━━━━━ RECORD EXCERPTS ━━━━━

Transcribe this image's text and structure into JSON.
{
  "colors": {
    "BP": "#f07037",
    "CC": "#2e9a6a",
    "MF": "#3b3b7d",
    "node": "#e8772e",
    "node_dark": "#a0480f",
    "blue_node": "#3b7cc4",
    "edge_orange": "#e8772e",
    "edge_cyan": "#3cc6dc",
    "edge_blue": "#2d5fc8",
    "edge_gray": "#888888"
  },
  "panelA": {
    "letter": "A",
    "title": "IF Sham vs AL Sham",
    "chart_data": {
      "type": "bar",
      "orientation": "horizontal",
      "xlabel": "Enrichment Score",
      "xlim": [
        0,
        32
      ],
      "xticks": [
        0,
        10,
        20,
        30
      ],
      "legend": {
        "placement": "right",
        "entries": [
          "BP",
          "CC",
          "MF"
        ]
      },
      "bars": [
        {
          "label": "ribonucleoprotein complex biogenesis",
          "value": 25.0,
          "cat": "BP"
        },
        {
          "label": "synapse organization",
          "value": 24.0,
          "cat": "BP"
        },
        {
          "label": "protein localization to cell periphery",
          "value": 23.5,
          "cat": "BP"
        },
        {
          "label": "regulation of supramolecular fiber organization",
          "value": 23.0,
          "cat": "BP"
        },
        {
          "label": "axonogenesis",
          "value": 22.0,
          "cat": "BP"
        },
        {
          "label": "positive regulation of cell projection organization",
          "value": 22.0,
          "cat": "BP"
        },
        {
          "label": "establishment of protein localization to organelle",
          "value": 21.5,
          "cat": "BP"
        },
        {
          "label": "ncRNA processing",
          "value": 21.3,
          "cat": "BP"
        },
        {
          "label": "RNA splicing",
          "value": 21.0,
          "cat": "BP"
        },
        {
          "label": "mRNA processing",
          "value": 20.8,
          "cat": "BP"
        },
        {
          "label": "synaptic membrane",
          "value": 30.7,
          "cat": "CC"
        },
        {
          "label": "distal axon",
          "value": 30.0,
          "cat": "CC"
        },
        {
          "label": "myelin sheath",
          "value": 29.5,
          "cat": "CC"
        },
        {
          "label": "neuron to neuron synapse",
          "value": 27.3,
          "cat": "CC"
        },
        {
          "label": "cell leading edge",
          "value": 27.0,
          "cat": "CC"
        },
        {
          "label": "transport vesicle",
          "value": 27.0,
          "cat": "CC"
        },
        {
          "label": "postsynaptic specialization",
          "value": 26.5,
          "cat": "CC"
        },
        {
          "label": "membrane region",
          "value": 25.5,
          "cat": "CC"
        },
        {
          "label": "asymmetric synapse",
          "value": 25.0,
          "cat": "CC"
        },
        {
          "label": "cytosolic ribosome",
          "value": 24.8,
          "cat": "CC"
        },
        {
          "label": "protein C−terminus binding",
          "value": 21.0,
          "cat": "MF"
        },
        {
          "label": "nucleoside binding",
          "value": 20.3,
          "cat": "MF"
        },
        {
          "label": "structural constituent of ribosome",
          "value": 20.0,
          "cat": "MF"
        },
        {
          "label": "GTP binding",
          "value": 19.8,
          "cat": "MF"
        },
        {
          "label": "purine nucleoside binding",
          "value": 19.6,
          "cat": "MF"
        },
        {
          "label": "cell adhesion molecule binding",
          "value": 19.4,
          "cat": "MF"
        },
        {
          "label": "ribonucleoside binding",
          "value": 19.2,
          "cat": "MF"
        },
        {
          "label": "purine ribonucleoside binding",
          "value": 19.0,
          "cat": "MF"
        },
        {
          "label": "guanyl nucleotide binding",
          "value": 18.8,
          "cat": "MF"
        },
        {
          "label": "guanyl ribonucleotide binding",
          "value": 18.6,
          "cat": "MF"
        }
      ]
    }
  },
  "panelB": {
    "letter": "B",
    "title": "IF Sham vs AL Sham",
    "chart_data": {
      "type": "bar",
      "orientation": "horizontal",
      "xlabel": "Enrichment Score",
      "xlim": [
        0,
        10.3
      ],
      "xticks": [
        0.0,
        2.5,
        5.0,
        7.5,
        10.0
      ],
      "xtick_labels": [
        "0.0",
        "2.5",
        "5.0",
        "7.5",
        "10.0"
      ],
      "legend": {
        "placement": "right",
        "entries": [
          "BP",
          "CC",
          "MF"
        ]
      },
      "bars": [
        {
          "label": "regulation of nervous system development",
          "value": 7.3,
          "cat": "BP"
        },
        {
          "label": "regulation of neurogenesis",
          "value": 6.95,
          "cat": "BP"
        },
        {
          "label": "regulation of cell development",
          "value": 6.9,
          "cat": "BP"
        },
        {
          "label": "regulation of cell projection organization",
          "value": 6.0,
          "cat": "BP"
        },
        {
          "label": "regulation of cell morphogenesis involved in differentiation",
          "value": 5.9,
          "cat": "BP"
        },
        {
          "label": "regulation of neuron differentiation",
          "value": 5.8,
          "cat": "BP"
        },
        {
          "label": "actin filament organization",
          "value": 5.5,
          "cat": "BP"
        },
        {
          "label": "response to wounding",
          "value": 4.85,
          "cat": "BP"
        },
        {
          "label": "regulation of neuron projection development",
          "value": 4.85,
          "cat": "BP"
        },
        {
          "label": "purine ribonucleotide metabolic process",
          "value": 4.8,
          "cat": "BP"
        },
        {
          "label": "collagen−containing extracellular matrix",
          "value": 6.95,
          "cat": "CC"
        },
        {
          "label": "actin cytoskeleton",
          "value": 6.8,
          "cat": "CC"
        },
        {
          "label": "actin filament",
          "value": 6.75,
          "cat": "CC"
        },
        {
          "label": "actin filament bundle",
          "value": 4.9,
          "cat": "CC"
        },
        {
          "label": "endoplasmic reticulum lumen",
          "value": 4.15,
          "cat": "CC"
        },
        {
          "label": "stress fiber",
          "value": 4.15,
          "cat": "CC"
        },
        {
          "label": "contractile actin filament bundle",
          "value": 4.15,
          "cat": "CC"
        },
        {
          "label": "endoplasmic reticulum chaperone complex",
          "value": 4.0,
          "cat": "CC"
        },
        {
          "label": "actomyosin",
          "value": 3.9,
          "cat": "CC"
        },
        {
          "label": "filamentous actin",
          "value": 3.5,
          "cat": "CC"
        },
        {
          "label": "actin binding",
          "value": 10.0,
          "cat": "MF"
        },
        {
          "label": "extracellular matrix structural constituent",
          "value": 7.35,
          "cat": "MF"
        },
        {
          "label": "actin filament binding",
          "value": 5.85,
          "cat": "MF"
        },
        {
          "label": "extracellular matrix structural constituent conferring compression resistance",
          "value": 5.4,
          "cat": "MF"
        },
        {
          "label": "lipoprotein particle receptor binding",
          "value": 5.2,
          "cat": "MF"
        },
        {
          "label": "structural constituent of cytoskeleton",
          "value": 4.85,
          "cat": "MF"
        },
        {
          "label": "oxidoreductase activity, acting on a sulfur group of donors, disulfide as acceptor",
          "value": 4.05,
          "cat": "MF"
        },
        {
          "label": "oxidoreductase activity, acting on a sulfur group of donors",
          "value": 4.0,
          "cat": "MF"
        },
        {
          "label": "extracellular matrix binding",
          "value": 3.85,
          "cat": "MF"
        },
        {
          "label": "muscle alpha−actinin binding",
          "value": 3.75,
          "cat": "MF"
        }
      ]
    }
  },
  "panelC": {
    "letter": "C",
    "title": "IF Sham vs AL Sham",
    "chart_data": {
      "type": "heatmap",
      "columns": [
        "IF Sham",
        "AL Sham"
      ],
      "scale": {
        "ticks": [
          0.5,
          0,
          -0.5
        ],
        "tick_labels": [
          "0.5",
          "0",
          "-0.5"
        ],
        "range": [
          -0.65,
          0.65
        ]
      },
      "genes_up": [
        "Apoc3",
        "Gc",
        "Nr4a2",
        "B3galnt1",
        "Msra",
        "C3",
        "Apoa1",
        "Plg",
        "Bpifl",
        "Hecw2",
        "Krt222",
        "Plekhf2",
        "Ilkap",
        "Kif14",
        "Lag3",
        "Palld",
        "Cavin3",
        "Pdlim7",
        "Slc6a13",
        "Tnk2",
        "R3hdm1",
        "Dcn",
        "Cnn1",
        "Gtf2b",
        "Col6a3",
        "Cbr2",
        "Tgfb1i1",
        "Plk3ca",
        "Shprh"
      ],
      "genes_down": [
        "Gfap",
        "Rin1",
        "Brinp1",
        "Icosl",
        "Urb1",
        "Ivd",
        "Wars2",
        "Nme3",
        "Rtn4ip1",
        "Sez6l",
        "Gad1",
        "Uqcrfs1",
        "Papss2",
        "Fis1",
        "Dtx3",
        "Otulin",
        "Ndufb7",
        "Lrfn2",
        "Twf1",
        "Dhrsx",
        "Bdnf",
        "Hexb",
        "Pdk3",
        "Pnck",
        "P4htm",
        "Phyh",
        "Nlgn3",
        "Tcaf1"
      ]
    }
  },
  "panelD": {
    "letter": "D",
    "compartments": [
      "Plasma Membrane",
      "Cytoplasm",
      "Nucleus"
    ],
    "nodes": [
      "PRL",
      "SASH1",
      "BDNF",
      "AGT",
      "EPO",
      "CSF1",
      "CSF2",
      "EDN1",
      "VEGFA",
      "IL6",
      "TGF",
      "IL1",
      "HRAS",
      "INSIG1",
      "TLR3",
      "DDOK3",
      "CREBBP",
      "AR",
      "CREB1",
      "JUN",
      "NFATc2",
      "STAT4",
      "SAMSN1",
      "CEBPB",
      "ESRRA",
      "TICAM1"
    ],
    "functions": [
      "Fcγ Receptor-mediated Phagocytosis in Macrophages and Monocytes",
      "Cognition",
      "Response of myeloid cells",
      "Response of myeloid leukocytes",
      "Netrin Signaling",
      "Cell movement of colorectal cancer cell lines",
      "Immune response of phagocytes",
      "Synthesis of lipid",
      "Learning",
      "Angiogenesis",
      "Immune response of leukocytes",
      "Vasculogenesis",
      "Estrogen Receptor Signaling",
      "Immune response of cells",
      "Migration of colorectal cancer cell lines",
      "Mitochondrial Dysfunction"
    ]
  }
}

━━━━━

- _YOUR INSTRUCTIONS_:
Where a line of the records has the string "processing", copy that line.

- _SOLUTION FOR THIS EXERCISE_:
          "label": "ncRNA processing",
          "label": "mRNA processing",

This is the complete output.